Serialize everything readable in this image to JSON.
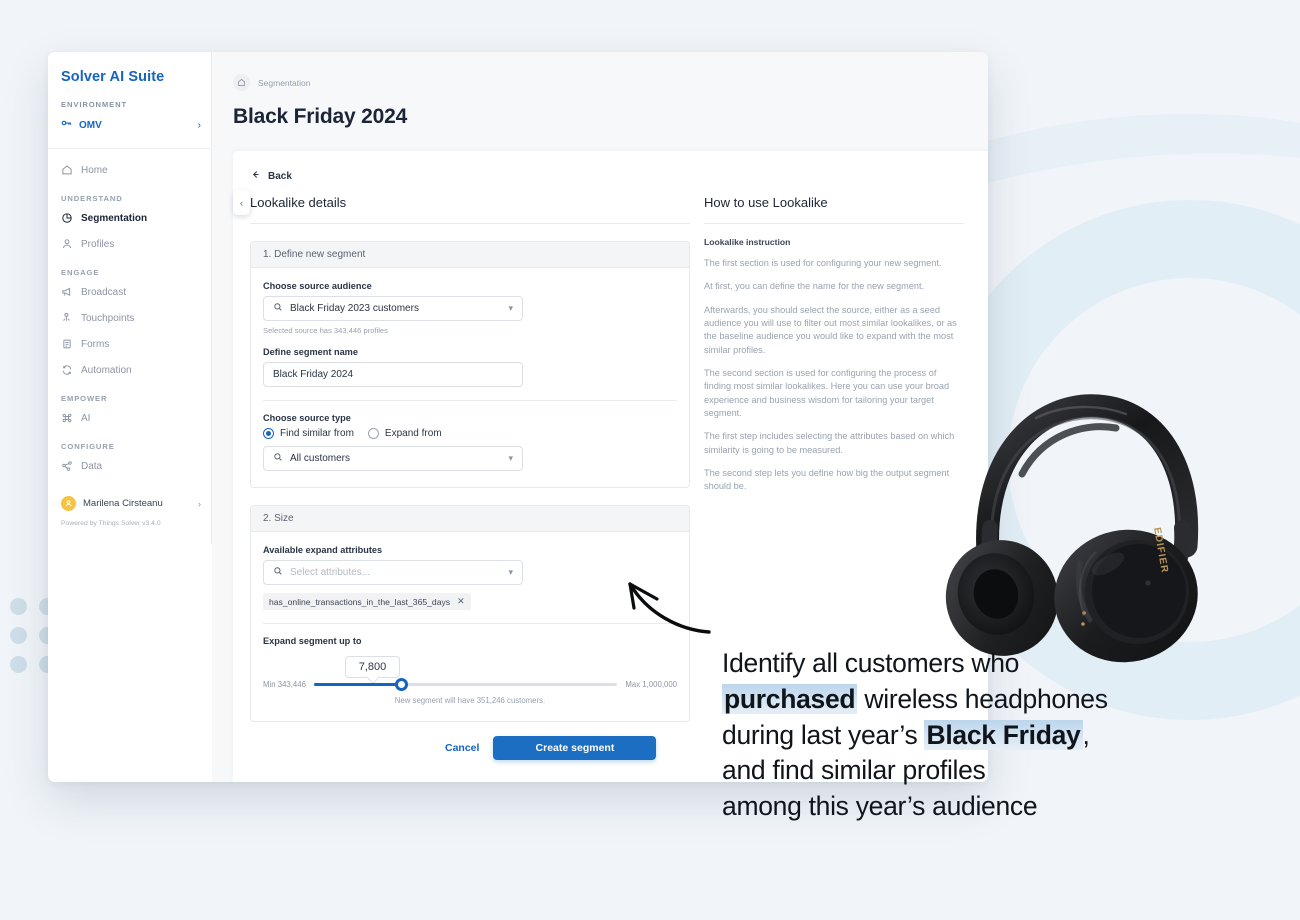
{
  "sidebar": {
    "brand": "Solver AI Suite",
    "environment_caption": "ENVIRONMENT",
    "environment_value": "OMV",
    "environment_chevron": "chevron-right",
    "collapse_icon": "chevron-left",
    "home": {
      "label": "Home",
      "icon": "home-icon"
    },
    "sections": [
      {
        "caption": "UNDERSTAND",
        "items": [
          {
            "label": "Segmentation",
            "icon": "pie-chart-icon",
            "active": true
          },
          {
            "label": "Profiles",
            "icon": "person-icon",
            "active": false
          }
        ]
      },
      {
        "caption": "ENGAGE",
        "items": [
          {
            "label": "Broadcast",
            "icon": "megaphone-icon",
            "active": false
          },
          {
            "label": "Touchpoints",
            "icon": "touch-icon",
            "active": false
          },
          {
            "label": "Forms",
            "icon": "form-icon",
            "active": false
          },
          {
            "label": "Automation",
            "icon": "refresh-icon",
            "active": false
          }
        ]
      },
      {
        "caption": "EMPOWER",
        "items": [
          {
            "label": "AI",
            "icon": "command-icon",
            "active": false
          }
        ]
      },
      {
        "caption": "CONFIGURE",
        "items": [
          {
            "label": "Data",
            "icon": "share-nodes-icon",
            "active": false
          }
        ]
      }
    ],
    "user": {
      "name": "Marilena Cirsteanu",
      "chevron": "chevron-right",
      "avatar_color": "#f5c242"
    },
    "powered_by": "Powered by Things Solver v3.4.0"
  },
  "header": {
    "breadcrumb_home_icon": "home-icon",
    "breadcrumb": "Segmentation",
    "page_title": "Black Friday 2024"
  },
  "form": {
    "back_label": "Back",
    "back_icon": "arrow-left-icon",
    "section_title": "Lookalike details",
    "step1": {
      "header": "1. Define new segment",
      "source_audience_label": "Choose source audience",
      "source_audience_value": "Black Friday 2023 customers",
      "source_audience_hint": "Selected source has 343,446 profiles",
      "segment_name_label": "Define segment name",
      "segment_name_value": "Black Friday 2024",
      "source_type_label": "Choose source type",
      "radio_find_similar": "Find similar from",
      "radio_expand_from": "Expand from",
      "selected_radio": "find_similar",
      "source_type_value": "All customers"
    },
    "step2": {
      "header": "2. Size",
      "attributes_label": "Available expand attributes",
      "attributes_placeholder": "Select attributes...",
      "chips": [
        "has_online_transactions_in_the_last_365_days"
      ],
      "chip_remove_icon": "close-icon",
      "expand_label": "Expand segment up to",
      "slider_value": "7,800",
      "slider_min_label": "Min 343,446",
      "slider_max_label": "Max 1,000,000",
      "slider_note": "New segment will have 351,246 customers."
    },
    "cancel_label": "Cancel",
    "create_label": "Create segment",
    "primary_color": "#1b6ec2",
    "link_color": "#1564c0"
  },
  "help": {
    "title": "How to use Lookalike",
    "subtitle": "Lookalike instruction",
    "paragraphs": [
      "The first section is used for configuring your new segment.",
      "At first, you can define the name for the new segment.",
      "Afterwards, you should select the source, either as a seed audience you will use to filter out most similar lookalikes, or as the baseline audience you would like to expand with the most similar profiles.",
      "The second section is used for configuring the process of finding most similar lookalikes. Here you can use your broad experience and business wisdom for tailoring your target segment.",
      "The first step includes selecting the attributes based on which similarity is going to be measured.",
      "The second step lets you define how big the output segment should be."
    ]
  },
  "promo": {
    "product_image": "black-wireless-over-ear-headphones",
    "arrow": "curved-arrow-pointing-up-left",
    "caption_line1_a": "Identify all customers who",
    "caption_line2_hl": "purchased",
    "caption_line2_b": " wireless headphones",
    "caption_line3_a": "during last year’s ",
    "caption_line3_hl": "Black Friday",
    "caption_line3_b": ",",
    "caption_line4": "and find similar profiles",
    "caption_line5": "among this year’s audience",
    "highlight_color": "#bcd5ec"
  },
  "decor": {
    "background_color": "#f1f5f9",
    "dot_color": "#cfdfe9",
    "ring_color": "#dfecf5",
    "dot_rows": 3,
    "dot_cols": 5
  }
}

● ● ● ● ● ● ●

Short problem.
Pull out all lines containing "header".

Written reply.
  "header": {
      "header": "1. Define new segment",
      "header": "2. Size",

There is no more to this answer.